→ CONSEGNA
Nel brano su consumatori e produttori di conoscenza, riscrivi in forma di elenco puntato il paragrafo che comincia con "A partire dalla seconda metà del 900", conservandone i fatti principali.

→ BRANO
::::

Consumatori & Produttori di Conoscenza

A partire dalla seconda metà del 900 il numero di ore trascorse davanti al televisore dalla popolazione mondiale è aumentato ogni anno, fino a raggiungere il trilione. Nel 2009 per la prima volta la crescita si è interrotta e si è registrato un decremento per opera delle generazioni più giovani, che hanno ridotto il tempo trascorso in modo passivo a guardare quello che scorre sullo schermo e sono passate ai nuovi media interattivi.

Il cambiamento è testimoniato anche dall’aumento del 20,7% delle vendite dei pc, che nel secondo trimestre hanno toccato i quasi 83 milioni e che, complessivamente nel 2010, potranno superare il picco del 2008, con 360 milioni di nuovi acquisti.

Contemporaneamente gli abbonati al telefonino nel mondo sono diventati più di 5 miliardi, su una popolazione di 6 miliardi e 800 milioni di abitanti. Il ritmo di crescita è salito a 2 milioni di nuovi utenti al giorno.

Uno sviluppo dei media personali per la comunicazione in Rete, che è diventato vertiginoso.

Clay Shirky, che insegna nell’Interactive telecommunications program della New York University, ricorda la rapida diffusione delle tecnologie ICT e i cambiamenti indotti dalla possibilità d’interagire a distanza, senza limiti di spazio e tempo, nel suo ultimo libro, intitolato significativamente, «Cognitive Surplus. Creativity and generosity in a connected age», The Penguin Press, New York, 2010, in cui sostiene l’impiego del tempo libero per aumentare una cittadinanza della conoscenza, che faccia passare ognuno dal consumo passivo dei mass media alla produzione attiva e condivisa dei contenuti cognitivi, usando Internet e creando un mondo migliore, più democratico.

La televisione è un medium formidabile per l’intrattenimento, ma non può assorbire tutto il tempo libero di una persona, sostiene l’autore. Dopo il lavoro, per migliorare la competenza professionale e l’autoconsapevolezza ci sono però migliori opportunità di apprendimento, socializzazione e divertimento, date dai nuovi media interattivi. Chi sviluppa continuamente le proprie conoscenze, può partecipare ai progetti di cambiamento, che, con sempre maggiore frequenza, serviranno al mondo.

::::

→ Dati di rilevamento del layout dei documenti
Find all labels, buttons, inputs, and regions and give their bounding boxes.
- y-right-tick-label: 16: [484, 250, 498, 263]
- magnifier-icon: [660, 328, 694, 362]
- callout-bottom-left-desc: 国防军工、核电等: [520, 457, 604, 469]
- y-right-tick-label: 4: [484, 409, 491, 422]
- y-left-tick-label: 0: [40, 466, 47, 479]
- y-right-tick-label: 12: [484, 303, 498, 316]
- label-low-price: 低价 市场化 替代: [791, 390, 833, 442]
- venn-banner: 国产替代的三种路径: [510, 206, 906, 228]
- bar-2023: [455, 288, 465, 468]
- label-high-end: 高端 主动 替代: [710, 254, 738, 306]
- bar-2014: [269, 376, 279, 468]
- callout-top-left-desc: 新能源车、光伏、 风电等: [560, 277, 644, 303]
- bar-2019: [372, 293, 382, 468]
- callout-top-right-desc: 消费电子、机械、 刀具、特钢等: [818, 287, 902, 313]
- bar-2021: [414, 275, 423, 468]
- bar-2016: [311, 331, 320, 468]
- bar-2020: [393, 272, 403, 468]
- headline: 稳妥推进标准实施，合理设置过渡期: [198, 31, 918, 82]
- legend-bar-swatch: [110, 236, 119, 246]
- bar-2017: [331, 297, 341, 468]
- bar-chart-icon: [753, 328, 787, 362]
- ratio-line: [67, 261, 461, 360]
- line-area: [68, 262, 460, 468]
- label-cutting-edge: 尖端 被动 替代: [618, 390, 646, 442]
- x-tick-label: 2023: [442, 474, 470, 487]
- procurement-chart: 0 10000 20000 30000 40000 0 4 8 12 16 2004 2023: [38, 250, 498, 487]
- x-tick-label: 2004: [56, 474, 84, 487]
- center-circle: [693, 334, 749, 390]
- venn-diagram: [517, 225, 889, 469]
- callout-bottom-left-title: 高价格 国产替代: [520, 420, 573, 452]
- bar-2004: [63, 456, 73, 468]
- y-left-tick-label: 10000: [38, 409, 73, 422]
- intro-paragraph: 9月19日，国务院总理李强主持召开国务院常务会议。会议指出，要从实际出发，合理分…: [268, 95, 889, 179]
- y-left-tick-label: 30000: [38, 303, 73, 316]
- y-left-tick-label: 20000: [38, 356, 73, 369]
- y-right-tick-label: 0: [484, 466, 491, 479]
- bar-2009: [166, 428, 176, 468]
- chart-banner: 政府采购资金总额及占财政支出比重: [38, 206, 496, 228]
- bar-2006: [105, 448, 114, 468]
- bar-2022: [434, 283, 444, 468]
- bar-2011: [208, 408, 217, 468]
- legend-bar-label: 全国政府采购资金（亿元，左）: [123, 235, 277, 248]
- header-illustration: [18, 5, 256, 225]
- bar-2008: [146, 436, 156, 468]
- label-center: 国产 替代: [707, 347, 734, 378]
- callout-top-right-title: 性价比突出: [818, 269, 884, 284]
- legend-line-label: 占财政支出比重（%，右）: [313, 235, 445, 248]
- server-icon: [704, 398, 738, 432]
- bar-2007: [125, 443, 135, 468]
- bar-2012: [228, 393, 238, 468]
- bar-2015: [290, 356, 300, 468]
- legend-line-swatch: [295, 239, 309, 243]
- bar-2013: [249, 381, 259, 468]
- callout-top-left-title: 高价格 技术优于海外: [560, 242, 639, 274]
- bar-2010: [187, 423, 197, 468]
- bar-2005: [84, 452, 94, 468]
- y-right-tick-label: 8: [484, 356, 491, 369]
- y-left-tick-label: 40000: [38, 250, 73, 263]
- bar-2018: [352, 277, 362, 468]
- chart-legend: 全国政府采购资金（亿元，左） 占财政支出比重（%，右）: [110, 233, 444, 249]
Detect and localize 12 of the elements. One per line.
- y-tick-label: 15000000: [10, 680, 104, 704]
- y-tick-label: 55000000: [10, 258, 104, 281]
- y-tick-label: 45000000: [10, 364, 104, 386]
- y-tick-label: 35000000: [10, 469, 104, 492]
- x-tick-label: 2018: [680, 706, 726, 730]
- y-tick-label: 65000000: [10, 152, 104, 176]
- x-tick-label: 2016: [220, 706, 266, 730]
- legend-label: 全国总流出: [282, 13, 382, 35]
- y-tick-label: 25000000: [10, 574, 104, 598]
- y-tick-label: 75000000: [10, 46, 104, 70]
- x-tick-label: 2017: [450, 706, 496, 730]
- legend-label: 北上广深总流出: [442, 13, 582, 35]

::::

→ SOLUZIONE
- Dalla seconda metà del Novecento le ore passate davanti al televisore dalla popolazione mondiale sono cresciute ogni anno, fino a raggiungere il trilione.
- Nel 2009, per la prima volta, la crescita si è interrotta e c'è stato un calo.
- Il calo è dovuto alle generazioni più giovani, che hanno ridotto il tempo passato a guardare lo schermo in modo passivo e sono passate ai nuovi media interattivi.